[start The input]

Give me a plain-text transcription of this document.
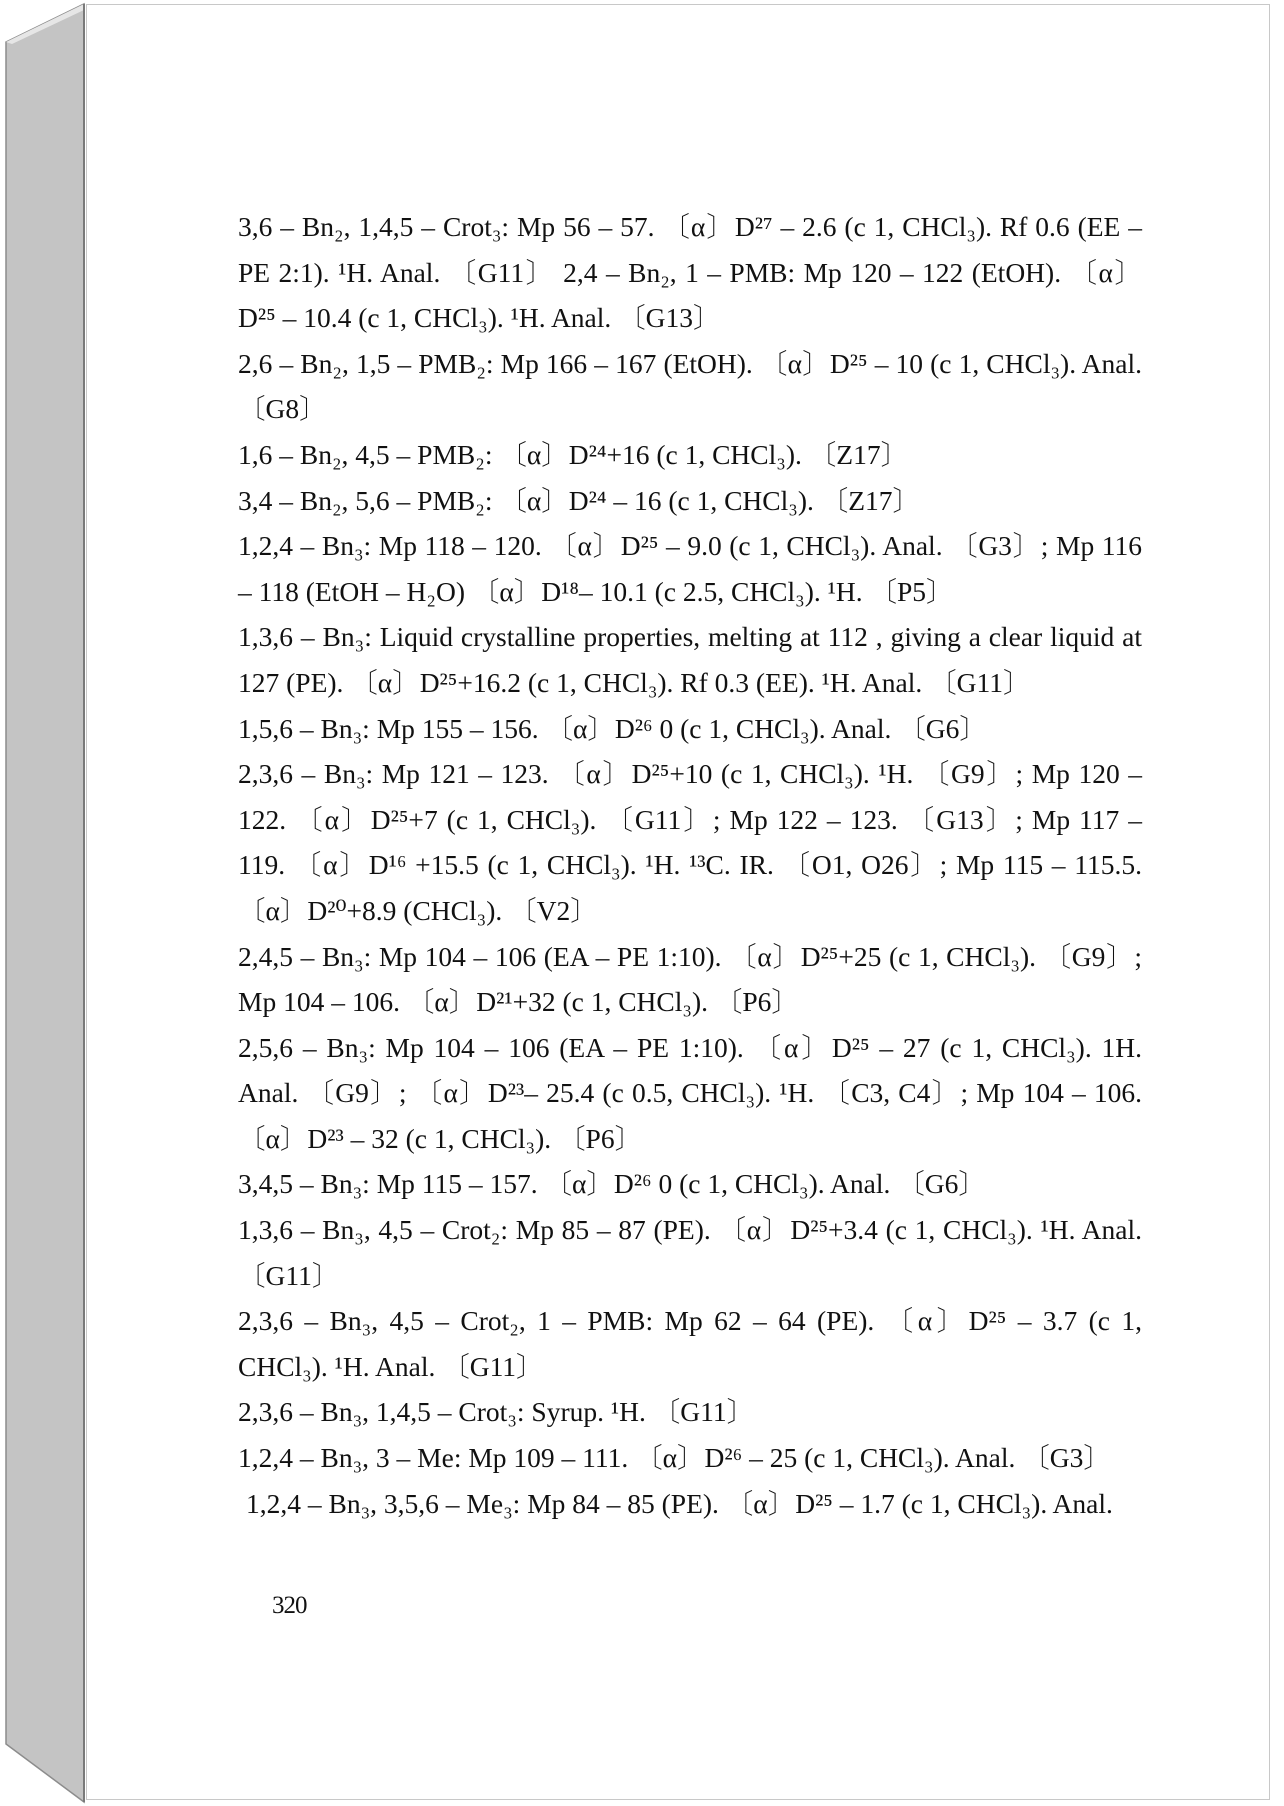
3,6 – Bn₂, 1,4,5 – Crot₃: Mp 56 – 57. 〔α〕D²⁷ – 2.6 (c 1, CHCl₃). Rf 0.6 (EE – PE 2:1). ¹H. Anal. 〔G11〕 2,4 – Bn₂, 1 – PMB: Mp 120 – 122 (EtOH). 〔α〕D²⁵ – 10.4 (c 1, CHCl₃). ¹H. Anal. 〔G13〕

2,6 – Bn₂, 1,5 – PMB₂: Mp 166 – 167 (EtOH). 〔α〕D²⁵ – 10 (c 1, CHCl₃). Anal. 〔G8〕

1,6 – Bn₂, 4,5 – PMB₂: 〔α〕D²⁴+16 (c 1, CHCl₃). 〔Z17〕

3,4 – Bn₂, 5,6 – PMB₂: 〔α〕D²⁴ – 16 (c 1, CHCl₃). 〔Z17〕

1,2,4 – Bn₃: Mp 118 – 120. 〔α〕D²⁵ – 9.0 (c 1, CHCl₃). Anal. 〔G3〕; Mp 116 – 118 (EtOH – H₂O) 〔α〕D¹⁸– 10.1 (c 2.5, CHCl₃). ¹H. 〔P5〕

1,3,6 – Bn₃: Liquid crystalline properties, melting at 112 , giving a clear liquid at 127 (PE). 〔α〕D²⁵+16.2 (c 1, CHCl₃). Rf 0.3 (EE). ¹H. Anal. 〔G11〕

1,5,6 – Bn₃: Mp 155 – 156. 〔α〕D²⁶ 0 (c 1, CHCl₃). Anal. 〔G6〕

2,3,6 – Bn₃: Mp 121 – 123. 〔α〕D²⁵+10 (c 1, CHCl₃). ¹H. 〔G9〕; Mp 120 – 122. 〔α〕D²⁵+7 (c 1, CHCl₃). 〔G11〕; Mp 122 – 123. 〔G13〕; Mp 117 – 119. 〔α〕D¹⁶ +15.5 (c 1, CHCl₃). ¹H. ¹³C. IR. 〔O1, O26〕; Mp 115 – 115.5. 〔α〕D²⁰+8.9 (CHCl₃). 〔V2〕

2,4,5 – Bn₃: Mp 104 – 106 (EA – PE 1:10). 〔α〕D²⁵+25 (c 1, CHCl₃). 〔G9〕; Mp 104 – 106. 〔α〕D²¹+32 (c 1, CHCl₃). 〔P6〕

2,5,6 – Bn₃: Mp 104 – 106 (EA – PE 1:10). 〔α〕D²⁵ – 27 (c 1, CHCl₃). 1H. Anal. 〔G9〕; 〔α〕D²³– 25.4 (c 0.5, CHCl₃). ¹H. 〔C3, C4〕; Mp 104 – 106. 〔α〕D²³ – 32 (c 1, CHCl₃). 〔P6〕

3,4,5 – Bn₃: Mp 115 – 157. 〔α〕D²⁶ 0 (c 1, CHCl₃). Anal. 〔G6〕

1,3,6 – Bn₃, 4,5 – Crot₂: Mp 85 – 87 (PE). 〔α〕D²⁵+3.4 (c 1, CHCl₃). ¹H. Anal. 〔G11〕

2,3,6 – Bn₃, 4,5 – Crot₂, 1 – PMB: Mp 62 – 64 (PE). 〔α〕D²⁵ – 3.7 (c 1, CHCl₃). ¹H. Anal. 〔G11〕

2,3,6 – Bn₃, 1,4,5 – Crot₃: Syrup. ¹H. 〔G11〕

1,2,4 – Bn₃, 3 – Me: Mp 109 – 111. 〔α〕D²⁶ – 25 (c 1, CHCl₃). Anal. 〔G3〕

1,2,4 – Bn₃, 3,5,6 – Me₃: Mp 84 – 85 (PE). 〔α〕D²⁵ – 1.7 (c 1, CHCl₃). Anal.

320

[end The input]

● **Stated task**:
Where a line of the data holds "PMB₂", show that line.

● **Response to the exercise**:
2,6 – Bn₂, 1,5 – PMB₂: Mp 166 – 167 (EtOH). 〔α〕D²⁵ – 10 (c 1, CHCl₃). Anal. 〔G8〕
1,6 – Bn₂, 4,5 – PMB₂: 〔α〕D²⁴+16 (c 1, CHCl₃). 〔Z17〕
3,4 – Bn₂, 5,6 – PMB₂: 〔α〕D²⁴ – 16 (c 1, CHCl₃). 〔Z17〕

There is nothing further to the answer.